## Given problem
Scan the records below for lines with the word "name", then state how many you find and nothing else.

A run of records
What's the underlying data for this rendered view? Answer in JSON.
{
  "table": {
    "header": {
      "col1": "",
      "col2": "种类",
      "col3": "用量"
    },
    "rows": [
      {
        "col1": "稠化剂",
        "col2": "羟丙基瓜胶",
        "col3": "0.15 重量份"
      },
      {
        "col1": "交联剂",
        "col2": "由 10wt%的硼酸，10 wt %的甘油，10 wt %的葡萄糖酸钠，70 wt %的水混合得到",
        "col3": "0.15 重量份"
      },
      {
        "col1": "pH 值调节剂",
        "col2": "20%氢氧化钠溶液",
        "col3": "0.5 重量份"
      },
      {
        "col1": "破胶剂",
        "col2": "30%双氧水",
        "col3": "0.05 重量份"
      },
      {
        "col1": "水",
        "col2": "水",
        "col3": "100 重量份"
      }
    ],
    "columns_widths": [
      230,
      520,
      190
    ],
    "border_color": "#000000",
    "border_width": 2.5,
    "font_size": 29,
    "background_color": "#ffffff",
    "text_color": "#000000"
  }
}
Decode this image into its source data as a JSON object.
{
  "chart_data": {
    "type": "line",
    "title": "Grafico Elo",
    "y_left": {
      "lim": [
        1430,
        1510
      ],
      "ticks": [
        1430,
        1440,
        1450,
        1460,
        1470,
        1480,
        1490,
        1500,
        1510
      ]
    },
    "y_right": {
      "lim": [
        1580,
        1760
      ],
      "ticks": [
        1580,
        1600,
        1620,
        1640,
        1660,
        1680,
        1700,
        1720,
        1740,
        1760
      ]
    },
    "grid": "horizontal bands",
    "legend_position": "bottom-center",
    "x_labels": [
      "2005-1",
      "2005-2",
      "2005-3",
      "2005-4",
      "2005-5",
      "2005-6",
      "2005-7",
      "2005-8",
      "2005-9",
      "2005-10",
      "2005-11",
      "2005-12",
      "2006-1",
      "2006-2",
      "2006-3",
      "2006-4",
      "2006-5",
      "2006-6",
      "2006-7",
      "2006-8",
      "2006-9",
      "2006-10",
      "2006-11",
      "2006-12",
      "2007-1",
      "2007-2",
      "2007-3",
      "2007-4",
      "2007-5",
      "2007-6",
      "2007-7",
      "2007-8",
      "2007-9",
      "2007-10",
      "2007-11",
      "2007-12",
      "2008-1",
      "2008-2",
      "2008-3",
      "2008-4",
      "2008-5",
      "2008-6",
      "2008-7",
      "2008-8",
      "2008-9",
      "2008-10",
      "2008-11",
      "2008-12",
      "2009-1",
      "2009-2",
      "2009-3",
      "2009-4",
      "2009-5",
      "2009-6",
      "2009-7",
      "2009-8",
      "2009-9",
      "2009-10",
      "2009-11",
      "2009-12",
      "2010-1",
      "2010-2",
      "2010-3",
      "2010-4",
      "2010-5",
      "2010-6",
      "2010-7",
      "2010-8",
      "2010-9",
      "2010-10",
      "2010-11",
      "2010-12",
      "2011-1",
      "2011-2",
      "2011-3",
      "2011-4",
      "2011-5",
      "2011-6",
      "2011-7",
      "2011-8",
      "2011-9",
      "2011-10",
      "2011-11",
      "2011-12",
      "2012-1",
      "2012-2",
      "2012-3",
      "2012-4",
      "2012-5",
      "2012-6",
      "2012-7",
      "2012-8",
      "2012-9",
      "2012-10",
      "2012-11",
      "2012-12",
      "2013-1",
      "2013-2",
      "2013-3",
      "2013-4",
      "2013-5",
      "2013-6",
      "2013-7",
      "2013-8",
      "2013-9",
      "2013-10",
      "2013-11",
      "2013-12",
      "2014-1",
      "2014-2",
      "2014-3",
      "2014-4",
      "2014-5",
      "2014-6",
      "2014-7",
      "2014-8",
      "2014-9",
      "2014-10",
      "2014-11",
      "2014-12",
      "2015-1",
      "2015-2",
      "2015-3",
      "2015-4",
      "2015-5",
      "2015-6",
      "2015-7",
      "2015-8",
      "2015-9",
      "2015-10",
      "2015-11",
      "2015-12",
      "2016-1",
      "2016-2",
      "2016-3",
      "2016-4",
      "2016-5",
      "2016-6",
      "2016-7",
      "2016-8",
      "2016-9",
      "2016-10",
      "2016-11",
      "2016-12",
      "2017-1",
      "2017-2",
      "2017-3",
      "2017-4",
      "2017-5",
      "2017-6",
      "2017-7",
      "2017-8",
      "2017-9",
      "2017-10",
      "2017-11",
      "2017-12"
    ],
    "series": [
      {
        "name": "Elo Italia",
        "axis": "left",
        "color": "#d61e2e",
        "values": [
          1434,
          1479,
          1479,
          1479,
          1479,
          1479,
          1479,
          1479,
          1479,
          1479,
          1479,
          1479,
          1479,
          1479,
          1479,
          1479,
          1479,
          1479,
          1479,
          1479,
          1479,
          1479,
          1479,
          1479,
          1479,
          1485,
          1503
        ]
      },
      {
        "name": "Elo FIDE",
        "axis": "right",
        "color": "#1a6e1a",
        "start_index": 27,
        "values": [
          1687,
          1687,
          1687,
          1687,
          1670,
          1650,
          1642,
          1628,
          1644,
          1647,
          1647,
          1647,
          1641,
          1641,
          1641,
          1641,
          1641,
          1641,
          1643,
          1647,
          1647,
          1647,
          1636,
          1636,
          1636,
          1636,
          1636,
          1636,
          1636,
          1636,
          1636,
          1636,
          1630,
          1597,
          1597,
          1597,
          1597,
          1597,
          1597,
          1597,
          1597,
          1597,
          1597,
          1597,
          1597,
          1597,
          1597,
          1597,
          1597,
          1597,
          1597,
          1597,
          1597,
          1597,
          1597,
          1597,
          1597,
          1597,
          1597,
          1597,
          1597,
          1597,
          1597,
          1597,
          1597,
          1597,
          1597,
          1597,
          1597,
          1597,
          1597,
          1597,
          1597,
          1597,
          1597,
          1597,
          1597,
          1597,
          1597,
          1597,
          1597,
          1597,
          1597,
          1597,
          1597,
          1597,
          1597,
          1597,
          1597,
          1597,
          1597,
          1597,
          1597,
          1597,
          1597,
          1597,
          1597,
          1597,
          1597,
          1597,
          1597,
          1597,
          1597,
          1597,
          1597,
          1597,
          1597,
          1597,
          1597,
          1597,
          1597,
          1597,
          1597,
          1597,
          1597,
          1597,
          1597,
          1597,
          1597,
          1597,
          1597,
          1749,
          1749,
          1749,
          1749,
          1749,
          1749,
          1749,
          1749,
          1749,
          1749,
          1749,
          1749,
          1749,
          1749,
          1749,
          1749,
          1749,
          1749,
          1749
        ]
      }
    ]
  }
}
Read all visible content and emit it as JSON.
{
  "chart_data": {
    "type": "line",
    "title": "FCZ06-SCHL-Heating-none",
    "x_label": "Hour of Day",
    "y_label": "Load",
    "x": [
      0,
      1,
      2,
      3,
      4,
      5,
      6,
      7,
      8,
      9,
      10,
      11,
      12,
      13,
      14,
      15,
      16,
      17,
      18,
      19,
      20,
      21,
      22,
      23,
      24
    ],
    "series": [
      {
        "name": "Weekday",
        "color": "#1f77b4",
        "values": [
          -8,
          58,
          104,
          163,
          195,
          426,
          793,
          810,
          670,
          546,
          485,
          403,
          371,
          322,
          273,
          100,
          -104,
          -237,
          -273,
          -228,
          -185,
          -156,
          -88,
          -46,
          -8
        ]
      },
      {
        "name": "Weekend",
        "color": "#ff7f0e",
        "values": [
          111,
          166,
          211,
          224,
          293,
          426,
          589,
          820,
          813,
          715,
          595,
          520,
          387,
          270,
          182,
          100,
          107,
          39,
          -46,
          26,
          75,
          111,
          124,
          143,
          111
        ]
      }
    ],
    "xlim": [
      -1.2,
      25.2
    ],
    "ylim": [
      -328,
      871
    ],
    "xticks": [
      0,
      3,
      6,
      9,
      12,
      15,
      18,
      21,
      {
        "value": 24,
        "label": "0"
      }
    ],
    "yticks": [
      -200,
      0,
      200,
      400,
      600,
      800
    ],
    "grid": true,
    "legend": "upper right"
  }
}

## Solution to the exercise
4